** BEGIN Data for processing **

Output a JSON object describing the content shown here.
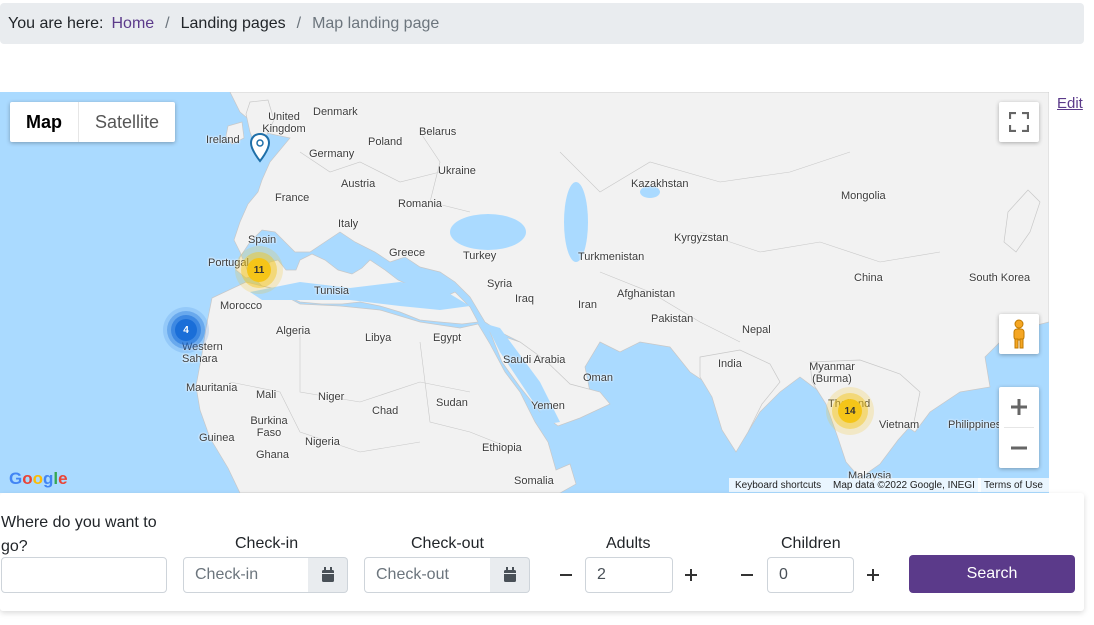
{
  "breadcrumb": {
    "lead": "You are here:",
    "items": [
      {
        "label": "Home",
        "link": true
      },
      {
        "label": "Landing pages",
        "link": false
      },
      {
        "label": "Map landing page",
        "link": false
      }
    ],
    "separator": "/"
  },
  "edit_label": "Edit",
  "map": {
    "type_controls": {
      "map": "Map",
      "satellite": "Satellite"
    },
    "clusters": [
      {
        "count": "11",
        "color": "yellow"
      },
      {
        "count": "4",
        "color": "blue"
      },
      {
        "count": "14",
        "color": "yellow"
      }
    ],
    "country_labels": [
      "Denmark",
      "United Kingdom",
      "Ireland",
      "Belarus",
      "Poland",
      "Germany",
      "Ukraine",
      "France",
      "Austria",
      "Romania",
      "Kazakhstan",
      "Mongolia",
      "Italy",
      "Spain",
      "Portugal",
      "Greece",
      "Turkey",
      "Kyrgyzstan",
      "Turkmenistan",
      "Tunisia",
      "Syria",
      "Iraq",
      "Afghanistan",
      "China",
      "South Korea",
      "Morocco",
      "Algeria",
      "Libya",
      "Egypt",
      "Iran",
      "Pakistan",
      "Nepal",
      "Western Sahara",
      "Saudi Arabia",
      "Oman",
      "India",
      "Myanmar (Burma)",
      "Mauritania",
      "Mali",
      "Niger",
      "Chad",
      "Sudan",
      "Yemen",
      "Thailand",
      "Vietnam",
      "Philippines",
      "Burkina Faso",
      "Nigeria",
      "Guinea",
      "Ghana",
      "Ethiopia",
      "Somalia",
      "Malaysia"
    ],
    "logo": "Google",
    "attribution": {
      "shortcuts": "Keyboard shortcuts",
      "data": "Map data ©2022 Google, INEGI",
      "terms": "Terms of Use"
    }
  },
  "form": {
    "destination_label": "Where do you want to go?",
    "destination_value": "",
    "checkin_label": "Check-in",
    "checkin_placeholder": "Check-in",
    "checkout_label": "Check-out",
    "checkout_placeholder": "Check-out",
    "adults_label": "Adults",
    "adults_value": "2",
    "children_label": "Children",
    "children_value": "0",
    "search_label": "Search"
  },
  "colors": {
    "accent": "#5b3a8a",
    "water": "#aadaff",
    "land": "#f2f2f2"
  }
}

** END Data for processing **

▶ _What you should do_
Go through the records and pull out each line that includes the word "Check".

▶ _Worked solution_
    "checkin_label": "Check-in",
    "checkin_placeholder": "Check-in",
    "checkout_label": "Check-out",
    "checkout_placeholder": "Check-out",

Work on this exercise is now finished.